··· Rows ···

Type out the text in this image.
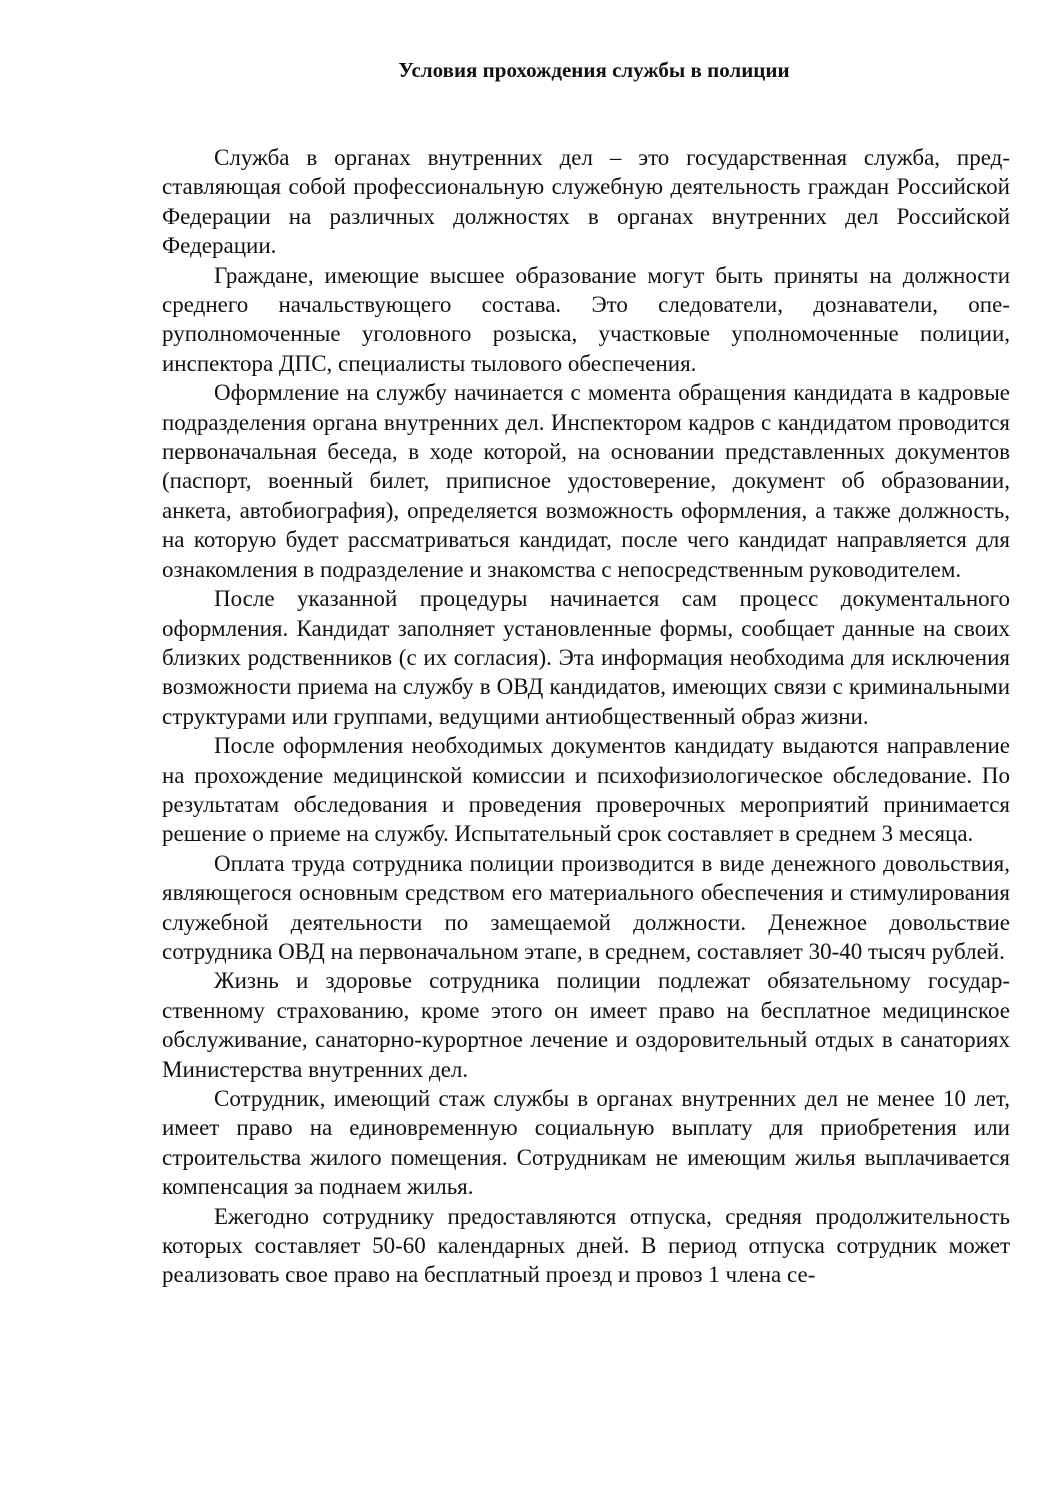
Условия прохождения службы в полиции

Служба в органах внутренних дел – это государственная служба, представляющая собой профессиональную служебную деятельность граждан Российской Федерации на различных должностях в органах внутренних дел Российской Федерации.

Граждане, имеющие высшее образование могут быть приняты на должности среднего начальствующего состава. Это следователи, дознаватели, оперуполномоченные уголовного розыска, участковые уполномоченные полиции, инспектора ДПС, специалисты тылового обеспечения.

Оформление на службу начинается с момента обращения кандидата в кадровые подразделения органа внутренних дел. Инспектором кадров с кандидатом проводится первоначальная беседа, в ходе которой, на основании представленных документов (паспорт, военный билет, приписное удостоверение, документ об образовании, анкета, автобиография), определяется возможность оформления, а также должность, на которую будет рассматриваться кандидат, после чего кандидат направляется для ознакомления в подразделение и знакомства с непосредственным руководителем.

После указанной процедуры начинается сам процесс документального оформления. Кандидат заполняет установленные формы, сообщает данные на своих близких родственников (с их согласия). Эта информация необходима для исключения возможности приема на службу в ОВД кандидатов, имеющих связи с криминальными структурами или группами, ведущими антиобщественный образ жизни.

После оформления необходимых документов кандидату выдаются направление на прохождение медицинской комиссии и психофизиологическое обследование. По результатам обследования и проведения проверочных мероприятий принимается решение о приеме на службу. Испытательный срок составляет в среднем 3 месяца.

Оплата труда сотрудника полиции производится в виде денежного довольствия, являющегося основным средством его материального обеспечения и стимулирования служебной деятельности по замещаемой должности. Денежное довольствие сотрудника ОВД на первоначальном этапе, в среднем, составляет 30-40 тысяч рублей.

Жизнь и здоровье сотрудника полиции подлежат обязательному государственному страхованию, кроме этого он имеет право на бесплатное медицинское обслуживание, санаторно-курортное лечение и оздоровительный отдых в санаториях Министерства внутренних дел.

Сотрудник, имеющий стаж службы в органах внутренних дел не менее 10 лет, имеет право на единовременную социальную выплату для приобретения или строительства жилого помещения. Сотрудникам не имеющим жилья выплачивается компенсация за поднаем жилья.

Ежегодно сотруднику предоставляются отпуска, средняя продолжительность которых составляет 50-60 календарных дней. В период отпуска сотрудник может реализовать свое право на бесплатный проезд и провоз 1 члена се-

···

### Work instructions
Out of the records, collect only those lines that contain the string "службы".

### Expected answer
Условия прохождения службы в полиции
Сотрудник, имеющий стаж службы в органах внутренних дел не менее 10 лет, имеет право на единовременную социальную выплату для приобретения или строительства жилого помещения. Сотрудникам не имеющим жилья выплачивается компенсация за поднаем жилья.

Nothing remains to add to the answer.